→ PROBLEM TO SOLVE: All of the material below is to be repeated exactly.

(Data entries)
⁂
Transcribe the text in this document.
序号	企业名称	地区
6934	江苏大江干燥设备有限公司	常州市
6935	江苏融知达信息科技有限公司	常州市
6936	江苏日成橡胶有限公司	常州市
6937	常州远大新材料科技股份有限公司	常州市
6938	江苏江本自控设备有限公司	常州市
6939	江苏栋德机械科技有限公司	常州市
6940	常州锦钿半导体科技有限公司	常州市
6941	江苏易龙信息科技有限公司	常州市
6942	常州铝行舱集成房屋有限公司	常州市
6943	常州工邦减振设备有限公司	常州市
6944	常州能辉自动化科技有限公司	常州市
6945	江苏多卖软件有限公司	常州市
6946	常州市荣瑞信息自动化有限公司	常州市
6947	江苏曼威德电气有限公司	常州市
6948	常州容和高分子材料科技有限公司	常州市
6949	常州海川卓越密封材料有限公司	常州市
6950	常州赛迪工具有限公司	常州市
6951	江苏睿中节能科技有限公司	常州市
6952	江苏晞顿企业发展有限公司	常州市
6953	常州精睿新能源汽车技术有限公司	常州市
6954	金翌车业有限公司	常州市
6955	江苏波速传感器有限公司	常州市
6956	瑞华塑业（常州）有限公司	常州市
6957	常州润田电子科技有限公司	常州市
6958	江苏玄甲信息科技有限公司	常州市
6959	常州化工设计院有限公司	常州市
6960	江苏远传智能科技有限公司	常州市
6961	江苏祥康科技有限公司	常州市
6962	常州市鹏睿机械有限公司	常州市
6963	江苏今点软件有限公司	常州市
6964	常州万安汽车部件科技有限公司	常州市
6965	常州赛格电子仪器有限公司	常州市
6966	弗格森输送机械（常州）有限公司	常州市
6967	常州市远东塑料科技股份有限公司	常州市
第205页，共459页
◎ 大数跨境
⁂
→ RESULT:
Transcribe the text in this document.
序号	企业名称	地区
6934	江苏大江干燥设备有限公司	常州市
6935	江苏融知达信息科技有限公司	常州市
6936	江苏日成橡胶有限公司	常州市
6937	常州远大新材料科技股份有限公司	常州市
6938	江苏江本自控设备有限公司	常州市
6939	江苏栋德机械科技有限公司	常州市
6940	常州锦钿半导体科技有限公司	常州市
6941	江苏易龙信息科技有限公司	常州市
6942	常州铝行舱集成房屋有限公司	常州市
6943	常州工邦减振设备有限公司	常州市
6944	常州能辉自动化科技有限公司	常州市
6945	江苏多卖软件有限公司	常州市
6946	常州市荣瑞信息自动化有限公司	常州市
6947	江苏曼威德电气有限公司	常州市
6948	常州容和高分子材料科技有限公司	常州市
6949	常州海川卓越密封材料有限公司	常州市
6950	常州赛迪工具有限公司	常州市
6951	江苏睿中节能科技有限公司	常州市
6952	江苏晞顿企业发展有限公司	常州市
6953	常州精睿新能源汽车技术有限公司	常州市
6954	金翌车业有限公司	常州市
6955	江苏波速传感器有限公司	常州市
6956	瑞华塑业（常州）有限公司	常州市
6957	常州润田电子科技有限公司	常州市
6958	江苏玄甲信息科技有限公司	常州市
6959	常州化工设计院有限公司	常州市
6960	江苏远传智能科技有限公司	常州市
6961	江苏祥康科技有限公司	常州市
6962	常州市鹏睿机械有限公司	常州市
6963	江苏今点软件有限公司	常州市
6964	常州万安汽车部件科技有限公司	常州市
6965	常州赛格电子仪器有限公司	常州市
6966	弗格森输送机械（常州）有限公司	常州市
6967	常州市远东塑料科技股份有限公司	常州市
第205页，共459页
◎ 大数跨境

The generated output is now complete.